> Written problem
Return the data exactly, with all pictures removed.

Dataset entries
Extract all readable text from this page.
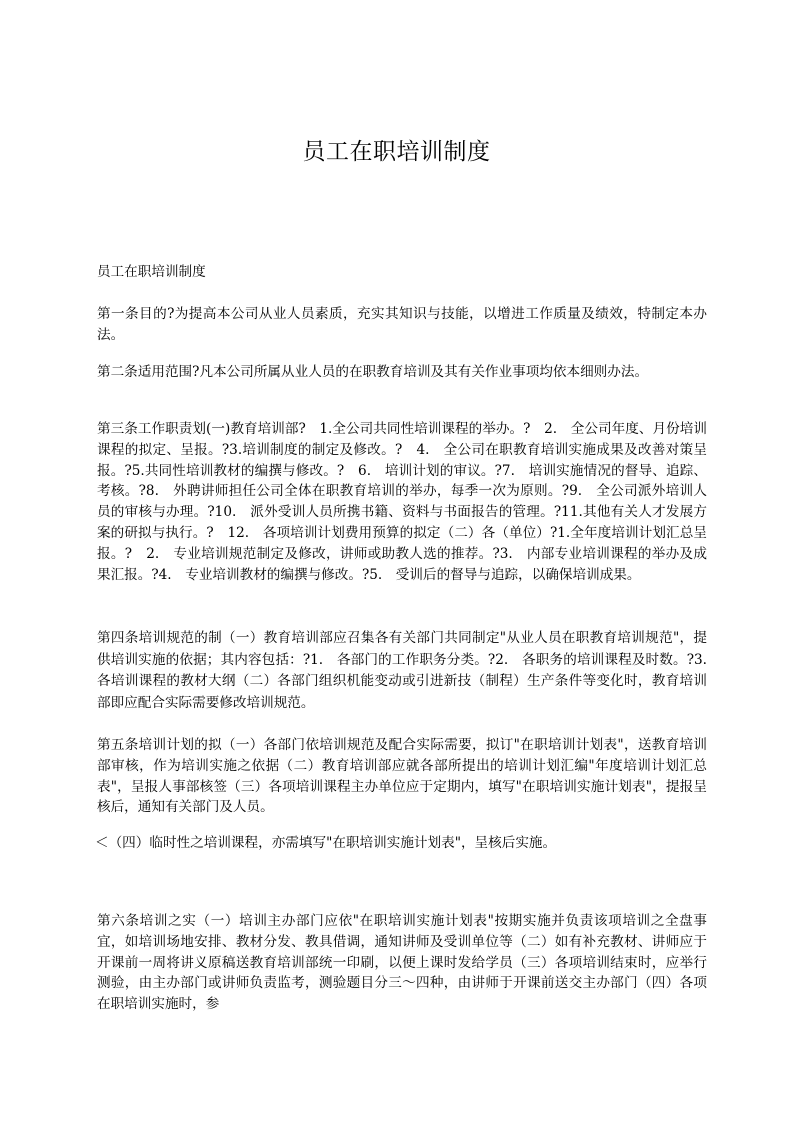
员工在职培训制度

员工在职培训制度

第一条目的?为提高本公司从业人员素质，充实其知识与技能，以增进工作质量及绩效，特制定本办法。

第二条适用范围?凡本公司所属从业人员的在职教育培训及其有关作业事项均依本细则办法。

第三条工作职责划(一)教育培训部?　1.全公司共同性培训课程的举办。?　2.　全公司年度、月份培训课程的拟定、呈报。?3.培训制度的制定及修改。?　4.　全公司在职教育培训实施成果及改善对策呈报。?5.共同性培训教材的编撰与修改。?　6.　培训计划的审议。?7.　培训实施情况的督导、追踪、考核。?8.　外聘讲师担任公司全体在职教育培训的举办，每季一次为原则。?9.　全公司派外培训人员的审核与办理。?10.　派外受训人员所携书籍、资料与书面报告的管理。?11.其他有关人才发展方案的研拟与执行。?　12.　各项培训计划费用预算的拟定（二）各（单位）?1.全年度培训计划汇总呈报。?　2.　专业培训规范制定及修改，讲师或助教人选的推荐。?3.　内部专业培训课程的举办及成果汇报。?4.　专业培训教材的编撰与修改。?5.　受训后的督导与追踪，以确保培训成果。

第四条培训规范的制（一）教育培训部应召集各有关部门共同制定"从业人员在职教育培训规范"，提供培训实施的依据；其内容包括：?1.　各部门的工作职务分类。?2.　各职务的培训课程及时数。?3.　各培训课程的教材大纲（二）各部门组织机能变动或引进新技（制程）生产条件等变化时，教育培训部即应配合实际需要修改培训规范。

第五条培训计划的拟（一）各部门依培训规范及配合实际需要，拟订"在职培训计划表"，送教育培训部审核，作为培训实施之依据（二）教育培训部应就各部所提出的培训计划汇编"年度培训计划汇总表"，呈报人事部核签（三）各项培训课程主办单位应于定期内，填写"在职培训实施计划表"，提报呈核后，通知有关部门及人员。

＜（四）临时性之培训课程，亦需填写"在职培训实施计划表"，呈核后实施。

第六条培训之实（一）培训主办部门应依"在职培训实施计划表"按期实施并负责该项培训之全盘事宜，如培训场地安排、教材分发、教具借调，通知讲师及受训单位等（二）如有补充教材、讲师应于开课前一周将讲义原稿送教育培训部统一印刷，以便上课时发给学员（三）各项培训结束时，应举行测验，由主办部门或讲师负责监考，测验题目分三～四种，由讲师于开课前送交主办部门（四）各项在职培训实施时，参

> Answer to the task
Extract all readable text from this page.
员工在职培训制度

员工在职培训制度

第一条目的?为提高本公司从业人员素质，充实其知识与技能，以增进工作质量及绩效，特制定本办法。

第二条适用范围?凡本公司所属从业人员的在职教育培训及其有关作业事项均依本细则办法。

第三条工作职责划(一)教育培训部?　1.全公司共同性培训课程的举办。?　2.　全公司年度、月份培训课程的拟定、呈报。?3.培训制度的制定及修改。?　4.　全公司在职教育培训实施成果及改善对策呈报。?5.共同性培训教材的编撰与修改。?　6.　培训计划的审议。?7.　培训实施情况的督导、追踪、考核。?8.　外聘讲师担任公司全体在职教育培训的举办，每季一次为原则。?9.　全公司派外培训人员的审核与办理。?10.　派外受训人员所携书籍、资料与书面报告的管理。?11.其他有关人才发展方案的研拟与执行。?　12.　各项培训计划费用预算的拟定（二）各（单位）?1.全年度培训计划汇总呈报。?　2.　专业培训规范制定及修改，讲师或助教人选的推荐。?3.　内部专业培训课程的举办及成果汇报。?4.　专业培训教材的编撰与修改。?5.　受训后的督导与追踪，以确保培训成果。

第四条培训规范的制（一）教育培训部应召集各有关部门共同制定"从业人员在职教育培训规范"，提供培训实施的依据；其内容包括：?1.　各部门的工作职务分类。?2.　各职务的培训课程及时数。?3.　各培训课程的教材大纲（二）各部门组织机能变动或引进新技（制程）生产条件等变化时，教育培训部即应配合实际需要修改培训规范。

第五条培训计划的拟（一）各部门依培训规范及配合实际需要，拟订"在职培训计划表"，送教育培训部审核，作为培训实施之依据（二）教育培训部应就各部所提出的培训计划汇编"年度培训计划汇总表"，呈报人事部核签（三）各项培训课程主办单位应于定期内，填写"在职培训实施计划表"，提报呈核后，通知有关部门及人员。

＜（四）临时性之培训课程，亦需填写"在职培训实施计划表"，呈核后实施。

第六条培训之实（一）培训主办部门应依"在职培训实施计划表"按期实施并负责该项培训之全盘事宜，如培训场地安排、教材分发、教具借调，通知讲师及受训单位等（二）如有补充教材、讲师应于开课前一周将讲义原稿送教育培训部统一印刷，以便上课时发给学员（三）各项培训结束时，应举行测验，由主办部门或讲师负责监考，测验题目分三～四种，由讲师于开课前送交主办部门（四）各项在职培训实施时，参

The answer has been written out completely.